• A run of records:

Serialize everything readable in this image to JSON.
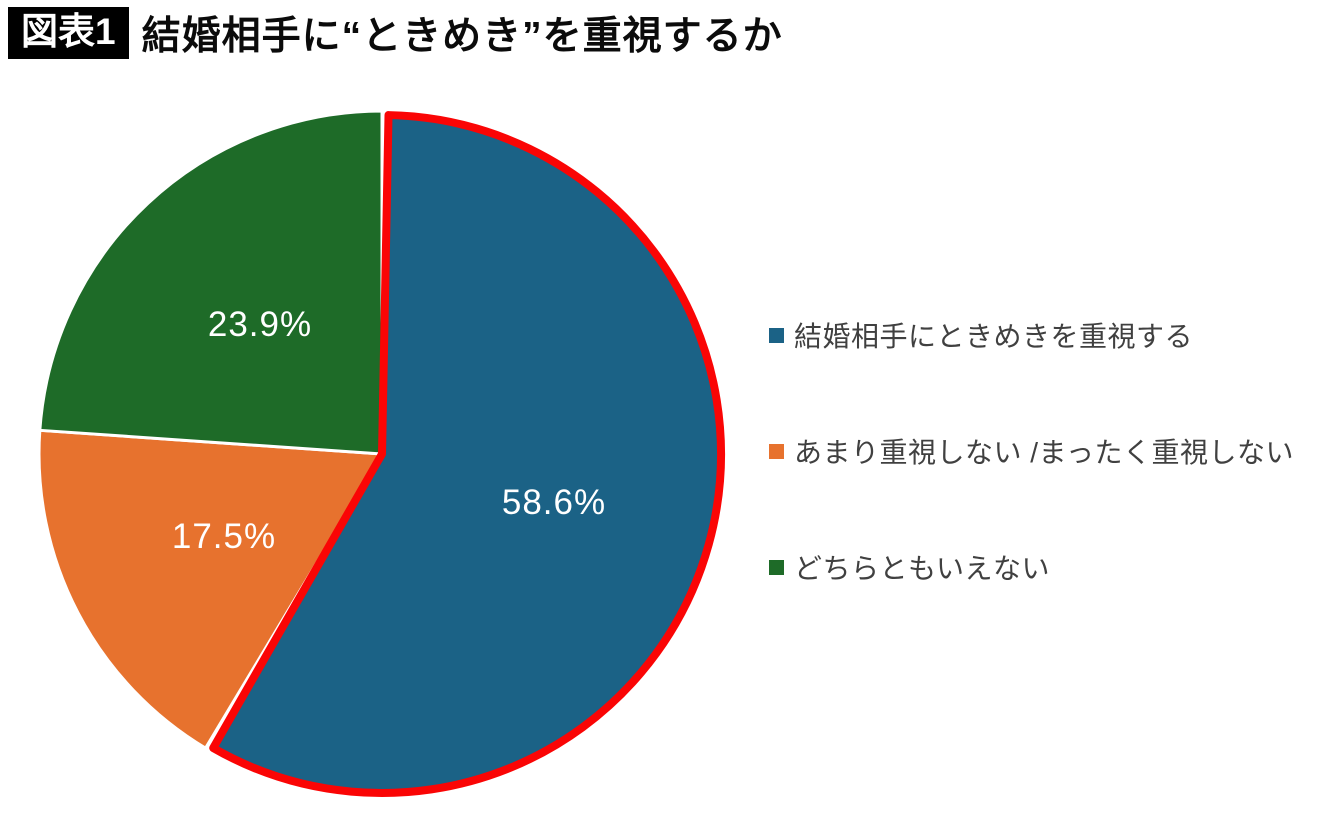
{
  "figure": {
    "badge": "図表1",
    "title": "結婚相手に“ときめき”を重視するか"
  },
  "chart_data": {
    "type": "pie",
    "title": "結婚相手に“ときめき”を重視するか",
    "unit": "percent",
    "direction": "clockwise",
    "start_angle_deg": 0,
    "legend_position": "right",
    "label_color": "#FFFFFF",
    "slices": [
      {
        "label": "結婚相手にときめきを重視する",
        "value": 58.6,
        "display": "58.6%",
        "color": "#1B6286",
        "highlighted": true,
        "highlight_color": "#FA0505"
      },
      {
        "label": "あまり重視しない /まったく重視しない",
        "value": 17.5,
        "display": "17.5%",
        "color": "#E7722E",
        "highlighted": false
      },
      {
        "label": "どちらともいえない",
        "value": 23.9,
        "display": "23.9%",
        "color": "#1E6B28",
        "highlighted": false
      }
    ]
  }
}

• Task to carry out: Repeat each entry exactly. Pictures do not belong in the copy.

• Answer to the exercise:
Serialize everything readable in this image to JSON.
{
  "figure": {
    "badge": "図表1",
    "title": "結婚相手に“ときめき”を重視するか"
  },
  "chart_data": {
    "type": "pie",
    "title": "結婚相手に“ときめき”を重視するか",
    "unit": "percent",
    "direction": "clockwise",
    "start_angle_deg": 0,
    "legend_position": "right",
    "label_color": "#FFFFFF",
    "slices": [
      {
        "label": "結婚相手にときめきを重視する",
        "value": 58.6,
        "display": "58.6%",
        "color": "#1B6286",
        "highlighted": true,
        "highlight_color": "#FA0505"
      },
      {
        "label": "あまり重視しない /まったく重視しない",
        "value": 17.5,
        "display": "17.5%",
        "color": "#E7722E",
        "highlighted": false
      },
      {
        "label": "どちらともいえない",
        "value": 23.9,
        "display": "23.9%",
        "color": "#1E6B28",
        "highlighted": false
      }
    ]
  }
}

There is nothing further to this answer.